** Short task **
Look for the line containing "What text is on this page?" in the listing below. Retype that line and every subsequent line through the last one, and only those.
------------------------------------------------------------
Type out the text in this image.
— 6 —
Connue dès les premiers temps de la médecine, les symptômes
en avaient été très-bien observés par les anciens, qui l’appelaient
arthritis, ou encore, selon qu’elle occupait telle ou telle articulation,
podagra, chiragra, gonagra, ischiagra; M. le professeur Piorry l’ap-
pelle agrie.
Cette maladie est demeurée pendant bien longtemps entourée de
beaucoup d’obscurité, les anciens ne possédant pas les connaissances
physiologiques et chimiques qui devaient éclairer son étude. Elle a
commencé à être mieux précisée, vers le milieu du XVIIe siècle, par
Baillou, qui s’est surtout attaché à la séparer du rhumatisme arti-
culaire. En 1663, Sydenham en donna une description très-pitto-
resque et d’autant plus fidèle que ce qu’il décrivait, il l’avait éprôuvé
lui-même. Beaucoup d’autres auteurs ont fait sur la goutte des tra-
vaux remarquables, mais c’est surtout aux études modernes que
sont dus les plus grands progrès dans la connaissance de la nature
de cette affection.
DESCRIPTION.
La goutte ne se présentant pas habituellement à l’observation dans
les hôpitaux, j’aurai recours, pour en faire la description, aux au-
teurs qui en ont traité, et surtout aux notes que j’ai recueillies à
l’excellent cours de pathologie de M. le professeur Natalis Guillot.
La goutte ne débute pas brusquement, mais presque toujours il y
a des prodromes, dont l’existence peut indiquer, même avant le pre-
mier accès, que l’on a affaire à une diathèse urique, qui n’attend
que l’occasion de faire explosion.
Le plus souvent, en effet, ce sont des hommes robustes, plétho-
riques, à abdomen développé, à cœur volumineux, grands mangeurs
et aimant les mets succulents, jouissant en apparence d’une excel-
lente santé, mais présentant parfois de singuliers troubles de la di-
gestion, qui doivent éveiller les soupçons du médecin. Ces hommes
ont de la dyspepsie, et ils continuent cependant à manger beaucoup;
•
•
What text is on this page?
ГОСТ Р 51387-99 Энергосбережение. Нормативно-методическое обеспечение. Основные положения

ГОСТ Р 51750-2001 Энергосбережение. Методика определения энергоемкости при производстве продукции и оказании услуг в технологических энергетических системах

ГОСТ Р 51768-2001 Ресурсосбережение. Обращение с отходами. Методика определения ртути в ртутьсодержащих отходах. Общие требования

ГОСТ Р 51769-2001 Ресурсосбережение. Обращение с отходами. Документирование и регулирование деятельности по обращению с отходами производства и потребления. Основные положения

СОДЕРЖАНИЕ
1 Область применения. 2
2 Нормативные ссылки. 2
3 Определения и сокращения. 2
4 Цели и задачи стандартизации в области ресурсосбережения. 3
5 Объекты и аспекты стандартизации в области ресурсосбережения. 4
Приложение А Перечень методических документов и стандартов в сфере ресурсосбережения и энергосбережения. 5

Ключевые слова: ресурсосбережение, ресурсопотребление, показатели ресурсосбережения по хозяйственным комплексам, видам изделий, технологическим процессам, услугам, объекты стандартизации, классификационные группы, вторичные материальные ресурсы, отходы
------------------------------------------------------------
** Complete output **
What text is on this page?
ГОСТ Р 51387-99 Энергосбережение. Нормативно-методическое обеспечение. Основные положения

ГОСТ Р 51750-2001 Энергосбережение. Методика определения энергоемкости при производстве продукции и оказании услуг в технологических энергетических системах

ГОСТ Р 51768-2001 Ресурсосбережение. Обращение с отходами. Методика определения ртути в ртутьсодержащих отходах. Общие требования

ГОСТ Р 51769-2001 Ресурсосбережение. Обращение с отходами. Документирование и регулирование деятельности по обращению с отходами производства и потребления. Основные положения

СОДЕРЖАНИЕ
1 Область применения. 2
2 Нормативные ссылки. 2
3 Определения и сокращения. 2
4 Цели и задачи стандартизации в области ресурсосбережения. 3
5 Объекты и аспекты стандартизации в области ресурсосбережения. 4
Приложение А Перечень методических документов и стандартов в сфере ресурсосбережения и энергосбережения. 5

Ключевые слова: ресурсосбережение, ресурсопотребление, показатели ресурсосбережения по хозяйственным комплексам, видам изделий, технологическим процессам, услугам, объекты стандартизации, классификационные группы, вторичные материальные ресурсы, отходы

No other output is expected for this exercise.